> **Task**
Can the data below be set down again exactly, line for line?

start Data entries

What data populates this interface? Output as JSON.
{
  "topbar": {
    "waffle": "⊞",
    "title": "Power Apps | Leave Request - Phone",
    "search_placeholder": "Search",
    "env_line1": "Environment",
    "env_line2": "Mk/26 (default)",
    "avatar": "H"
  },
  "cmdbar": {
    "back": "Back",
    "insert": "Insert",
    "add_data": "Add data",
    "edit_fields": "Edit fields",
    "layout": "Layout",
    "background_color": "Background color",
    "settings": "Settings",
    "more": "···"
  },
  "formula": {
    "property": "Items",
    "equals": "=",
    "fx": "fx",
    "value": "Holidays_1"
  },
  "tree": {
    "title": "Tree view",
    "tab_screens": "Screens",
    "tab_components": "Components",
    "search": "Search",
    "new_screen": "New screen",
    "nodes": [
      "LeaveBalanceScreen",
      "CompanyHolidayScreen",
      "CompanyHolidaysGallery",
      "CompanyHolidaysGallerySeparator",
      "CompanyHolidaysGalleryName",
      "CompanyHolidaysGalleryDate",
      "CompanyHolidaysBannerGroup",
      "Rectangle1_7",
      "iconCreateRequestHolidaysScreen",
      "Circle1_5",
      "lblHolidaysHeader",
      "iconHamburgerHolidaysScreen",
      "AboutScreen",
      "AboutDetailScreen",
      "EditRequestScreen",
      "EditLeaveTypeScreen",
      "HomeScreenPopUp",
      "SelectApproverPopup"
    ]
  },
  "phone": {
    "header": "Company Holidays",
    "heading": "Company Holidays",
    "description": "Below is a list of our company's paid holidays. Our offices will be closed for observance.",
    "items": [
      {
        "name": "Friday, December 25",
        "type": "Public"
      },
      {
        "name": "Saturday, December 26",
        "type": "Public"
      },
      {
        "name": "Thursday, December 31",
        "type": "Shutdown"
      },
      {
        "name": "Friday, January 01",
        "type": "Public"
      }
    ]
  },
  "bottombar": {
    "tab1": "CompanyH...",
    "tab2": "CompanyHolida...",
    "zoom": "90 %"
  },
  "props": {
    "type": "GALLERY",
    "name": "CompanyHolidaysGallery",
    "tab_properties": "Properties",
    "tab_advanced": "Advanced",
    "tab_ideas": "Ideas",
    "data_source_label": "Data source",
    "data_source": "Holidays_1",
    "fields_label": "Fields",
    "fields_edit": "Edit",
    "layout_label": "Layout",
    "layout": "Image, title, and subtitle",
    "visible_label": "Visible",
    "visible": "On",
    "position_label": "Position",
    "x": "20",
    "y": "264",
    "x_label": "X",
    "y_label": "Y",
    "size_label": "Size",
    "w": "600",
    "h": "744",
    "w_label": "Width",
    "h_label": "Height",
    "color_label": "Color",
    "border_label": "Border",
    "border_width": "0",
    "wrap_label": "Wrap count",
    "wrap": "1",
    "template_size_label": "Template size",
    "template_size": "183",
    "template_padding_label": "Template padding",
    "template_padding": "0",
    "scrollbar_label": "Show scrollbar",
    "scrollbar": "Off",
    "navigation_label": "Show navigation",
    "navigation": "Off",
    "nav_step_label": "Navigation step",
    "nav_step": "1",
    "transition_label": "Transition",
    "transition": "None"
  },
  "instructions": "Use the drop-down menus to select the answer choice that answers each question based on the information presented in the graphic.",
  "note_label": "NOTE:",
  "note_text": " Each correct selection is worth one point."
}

end Data entries

> **Expected output**
What data populates this interface? Output as JSON.
{
  "topbar": {
    "waffle": "⊞",
    "title": "Power Apps | Leave Request - Phone",
    "search_placeholder": "Search",
    "env_line1": "Environment",
    "env_line2": "Mk/26 (default)",
    "avatar": "H"
  },
  "cmdbar": {
    "back": "Back",
    "insert": "Insert",
    "add_data": "Add data",
    "edit_fields": "Edit fields",
    "layout": "Layout",
    "background_color": "Background color",
    "settings": "Settings",
    "more": "···"
  },
  "formula": {
    "property": "Items",
    "equals": "=",
    "fx": "fx",
    "value": "Holidays_1"
  },
  "tree": {
    "title": "Tree view",
    "tab_screens": "Screens",
    "tab_components": "Components",
    "search": "Search",
    "new_screen": "New screen",
    "nodes": [
      "LeaveBalanceScreen",
      "CompanyHolidayScreen",
      "CompanyHolidaysGallery",
      "CompanyHolidaysGallerySeparator",
      "CompanyHolidaysGalleryName",
      "CompanyHolidaysGalleryDate",
      "CompanyHolidaysBannerGroup",
      "Rectangle1_7",
      "iconCreateRequestHolidaysScreen",
      "Circle1_5",
      "lblHolidaysHeader",
      "iconHamburgerHolidaysScreen",
      "AboutScreen",
      "AboutDetailScreen",
      "EditRequestScreen",
      "EditLeaveTypeScreen",
      "HomeScreenPopUp",
      "SelectApproverPopup"
    ]
  },
  "phone": {
    "header": "Company Holidays",
    "heading": "Company Holidays",
    "description": "Below is a list of our company's paid holidays. Our offices will be closed for observance.",
    "items": [
      {
        "name": "Friday, December 25",
        "type": "Public"
      },
      {
        "name": "Saturday, December 26",
        "type": "Public"
      },
      {
        "name": "Thursday, December 31",
        "type": "Shutdown"
      },
      {
        "name": "Friday, January 01",
        "type": "Public"
      }
    ]
  },
  "bottombar": {
    "tab1": "CompanyH...",
    "tab2": "CompanyHolida...",
    "zoom": "90 %"
  },
  "props": {
    "type": "GALLERY",
    "name": "CompanyHolidaysGallery",
    "tab_properties": "Properties",
    "tab_advanced": "Advanced",
    "tab_ideas": "Ideas",
    "data_source_label": "Data source",
    "data_source": "Holidays_1",
    "fields_label": "Fields",
    "fields_edit": "Edit",
    "layout_label": "Layout",
    "layout": "Image, title, and subtitle",
    "visible_label": "Visible",
    "visible": "On",
    "position_label": "Position",
    "x": "20",
    "y": "264",
    "x_label": "X",
    "y_label": "Y",
    "size_label": "Size",
    "w": "600",
    "h": "744",
    "w_label": "Width",
    "h_label": "Height",
    "color_label": "Color",
    "border_label": "Border",
    "border_width": "0",
    "wrap_label": "Wrap count",
    "wrap": "1",
    "template_size_label": "Template size",
    "template_size": "183",
    "template_padding_label": "Template padding",
    "template_padding": "0",
    "scrollbar_label": "Show scrollbar",
    "scrollbar": "Off",
    "navigation_label": "Show navigation",
    "navigation": "Off",
    "nav_step_label": "Navigation step",
    "nav_step": "1",
    "transition_label": "Transition",
    "transition": "None"
  },
  "instructions": "Use the drop-down menus to select the answer choice that answers each question based on the information presented in the graphic.",
  "note_label": "NOTE:",
  "note_text": " Each correct selection is worth one point."
}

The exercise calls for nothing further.